## PROBLEM TO WORK ON
If a line in the records contains the string "Lizenz", show that line.

## INFORMATION PROVIDED
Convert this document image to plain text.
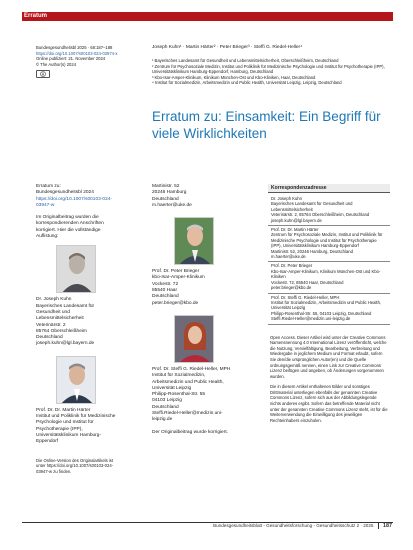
Erratum
Bundesgesundheitsbl 2025 · 68:187–188
https://doi.org/10.1007/s00103-024-03974-x
Online publiziert: 21. November 2024
© The Author(s) 2024
Joseph Kuhn¹ · Martin Härter² · Peter Brieger³ · Steffi G. Riedel-Heller⁴
¹ Bayerisches Landesamt für Gesundheit und Lebensmittelsicherheit, Oberschleißheim, Deutschland
² Zentrum für Psychosoziale Medizin, Institut und Poliklinik für Medizinische Psychologie und Institut für Psychotherapie (IPP), Universitätsklinikum Hamburg-Eppendorf, Hamburg, Deutschland
³ Kbo-Isar-Amper-Klinikum, Klinikum München-Ost und Kbo-Kliniken, Haar, Deutschland
⁴ Institut für Sozialmedizin, Arbeitsmedizin und Public Health, Universität Leipzig, Leipzig, Deutschland
Erratum zu: Einsamkeit: Ein Begriff für viele Wirklichkeiten
Erratum zu:
Bundesgesundheitsbl 2024
https://doi.org/10.1007/s00103-024-03947-w
Im Originalbeitrag wurden die korrespondierenden Anschriften korrigiert. Hier die vollständige Auflistung:
Dr. Joseph Kuhn
Bayerisches Landesamt für Gesundheit und Lebensmittelsicherheit
Veterinärstr. 2
85764 Oberschleißheim
Deutschland
joseph.kuhn@lgl.bayern.de
Prof. Dr. Dr. Martin Härter
Institut und Poliklinik für Medizinische Psychologie und Institut für Psychotherapie (IPP), Universitätsklinikum Hamburg-Eppendorf
Die Online-Version des Originalartikels ist unter https://doi.org/10.1007/s00103-024-03947-w zu finden.
Martinistr. 52
20246 Hamburg
Deutschland
m.haerter@uke.de
Prof. Dr. Peter Brieger
kbo-Isar-Amper-Klinikum
Vockestr. 72
85540 Haar
Deutschland
peter.brieger@kbo.de
Prof. Dr. Steffi G. Riedel-Heller, MPH
Institut für Sozialmedizin, Arbeitsmedizin und Public Health, Universität Leipzig
Philipp-Rosenthal-Str. 55
04103 Leipzig
Deutschland
Steffi.Riedel-Heller@medizin.uni-leipzig.de
Der Originalbeitrag wurde korrigiert.
Korrespondenzadresse
Dr. Joseph Kuhn
Bayerisches Landesamt für Gesundheit und Lebensmittelsicherheit
Veterinärstr. 2, 85764 Oberschleißheim, Deutschland
joseph.kuhn@lgl.bayern.de
Prof. Dr. Dr. Martin Härter
Zentrum für Psychosoziale Medizin, Institut und Poliklinik für Medizinische Psychologie und Institut für Psychotherapie (IPP), Universitätsklinikum Hamburg-Eppendorf
Martinistr. 52, 20246 Hamburg, Deutschland
m.haerter@uke.de
Prof. Dr. Peter Brieger
Kbo-Isar-Amper-Klinikum, Klinikum München-Ost und Kbo-Kliniken
Vockestr. 72, 85540 Haar, Deutschland
peter.brieger@kbo.de
Prof. Dr. Steffi G. Riedel-Heller, MPH
Institut für Sozialmedizin, Arbeitsmedizin und Public Health, Universität Leipzig
Philipp-Rosenthal-Str. 55, 04103 Leipzig, Deutschland
Steffi.Riedel-Heller@medizin.uni-leipzig.de
Open Access. Dieser Artikel wird unter der Creative Commons Namensnennung 4.0 International Lizenz veröffentlicht, welche die Nutzung, Vervielfältigung, Bearbeitung, Verbreitung und Wiedergabe in jeglichem Medium und Format erlaubt, sofern Sie den/die ursprünglichen Autor(en) und die Quelle ordnungsgemäß nennen, einen Link zur Creative Commons Lizenz beifügen und angeben, ob Änderungen vorgenommen wurden.
Die in diesem Artikel enthaltenen Bilder und sonstiges Drittmaterial unterliegen ebenfalls der genannten Creative Commons Lizenz, sofern sich aus der Abbildungslegende nichts anderes ergibt. Sofern das betreffende Material nicht unter der genannten Creative Commons Lizenz steht, ist für die Weiterverwendung die Einwilligung des jeweiligen Rechteinhabers einzuholen.
Bundesgesundheitsblatt - Gesundheitsforschung - Gesundheitsschutz 2 · 2025 187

## THE ANSWER
Open Access. Dieser Artikel wird unter der Creative Commons Namensnennung 4.0 International Lizenz veröffentlicht, welche die Nutzung, Vervielfältigung, Bearbeitung, Verbreitung und Wiedergabe in jeglichem Medium und Format erlaubt, sofern Sie den/die ursprünglichen Autor(en) und die Quelle ordnungsgemäß nennen, einen Link zur Creative Commons Lizenz beifügen und angeben, ob Änderungen vorgenommen wurden.
Die in diesem Artikel enthaltenen Bilder und sonstiges Drittmaterial unterliegen ebenfalls der genannten Creative Commons Lizenz, sofern sich aus der Abbildungslegende nichts anderes ergibt. Sofern das betreffende Material nicht unter der genannten Creative Commons Lizenz steht, ist für die Weiterverwendung die Einwilligung des jeweiligen Rechteinhabers einzuholen.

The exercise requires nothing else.